Skip the pictures. Reproduce all other material exactly.
━━━━━ Supplied records ━━━━━
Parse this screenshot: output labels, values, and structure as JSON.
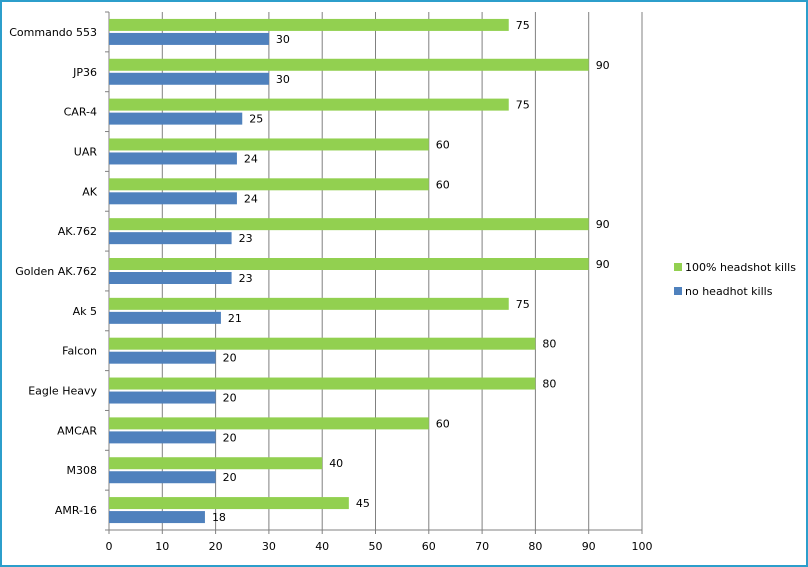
{
  "chart_data": {
    "type": "bar",
    "orientation": "horizontal",
    "categories": [
      "Commando 553",
      "JP36",
      "CAR-4",
      "UAR",
      "AK",
      "AK.762",
      "Golden AK.762",
      "Ak 5",
      "Falcon",
      "Eagle Heavy",
      "AMCAR",
      "M308",
      "AMR-16"
    ],
    "series": [
      {
        "name": "100% headshot kills",
        "color": "#92d050",
        "values": [
          75,
          90,
          75,
          60,
          60,
          90,
          90,
          75,
          80,
          80,
          60,
          40,
          45
        ]
      },
      {
        "name": "no headhot kills",
        "color": "#4f81bd",
        "values": [
          30,
          30,
          25,
          24,
          24,
          23,
          23,
          21,
          20,
          20,
          20,
          20,
          18
        ]
      }
    ],
    "xlim": [
      0,
      100
    ],
    "xticks": [
      0,
      10,
      20,
      30,
      40,
      50,
      60,
      70,
      80,
      90,
      100
    ],
    "grid": "vertical",
    "legend_position": "right",
    "title": "",
    "xlabel": "",
    "ylabel": ""
  }
}
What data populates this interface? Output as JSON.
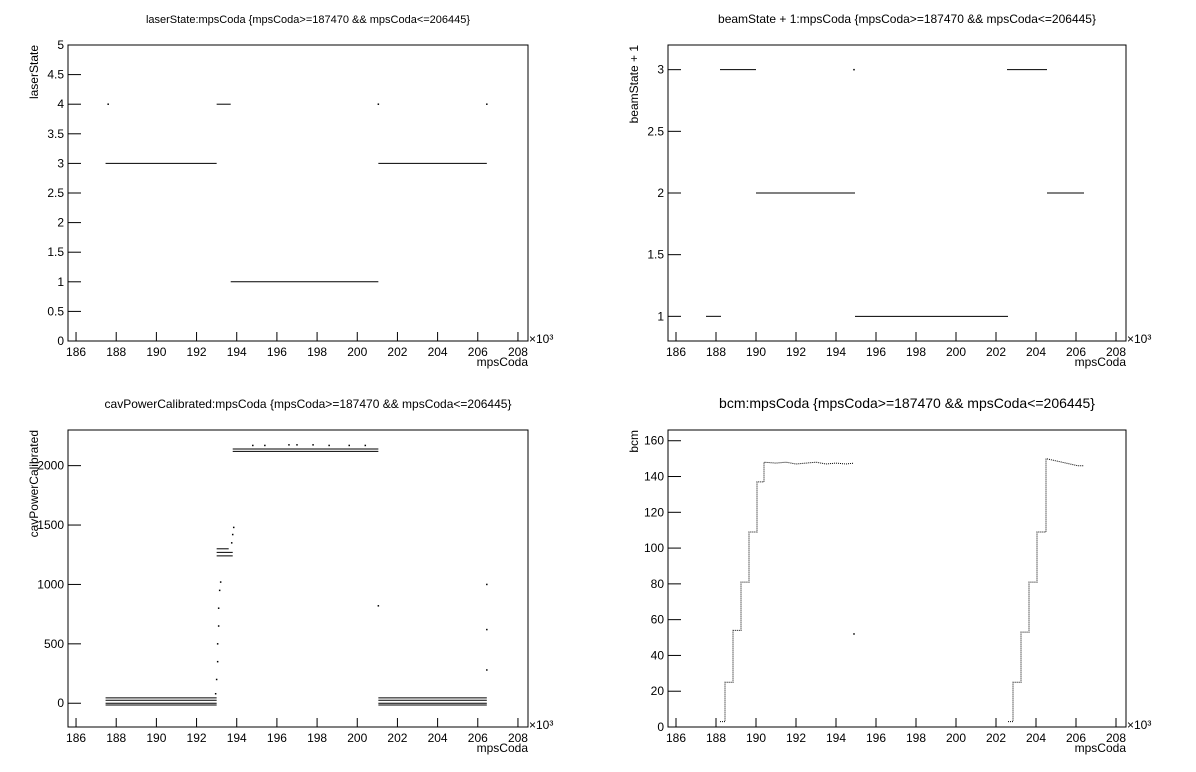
━━━━━
◆ **Answer to this task**
Parse this screenshot: output labels, values, and structure as JSON.
{
  "chart_data": {
    "type": "bar",
    "orientation": "horizontal",
    "categories": [
      "Commando 553",
      "JP36",
      "CAR-4",
      "UAR",
      "AK",
      "AK.762",
      "Golden AK.762",
      "Ak 5",
      "Falcon",
      "Eagle Heavy",
      "AMCAR",
      "M308",
      "AMR-16"
    ],
    "series": [
      {
        "name": "100% headshot kills",
        "color": "#92d050",
        "values": [
          75,
          90,
          75,
          60,
          60,
          90,
          90,
          75,
          80,
          80,
          60,
          40,
          45
        ]
      },
      {
        "name": "no headhot kills",
        "color": "#4f81bd",
        "values": [
          30,
          30,
          25,
          24,
          24,
          23,
          23,
          21,
          20,
          20,
          20,
          20,
          18
        ]
      }
    ],
    "xlim": [
      0,
      100
    ],
    "xticks": [
      0,
      10,
      20,
      30,
      40,
      50,
      60,
      70,
      80,
      90,
      100
    ],
    "grid": "vertical",
    "legend_position": "right",
    "title": "",
    "xlabel": "",
    "ylabel": ""
  }
}
What data populates this interface? Output as JSON.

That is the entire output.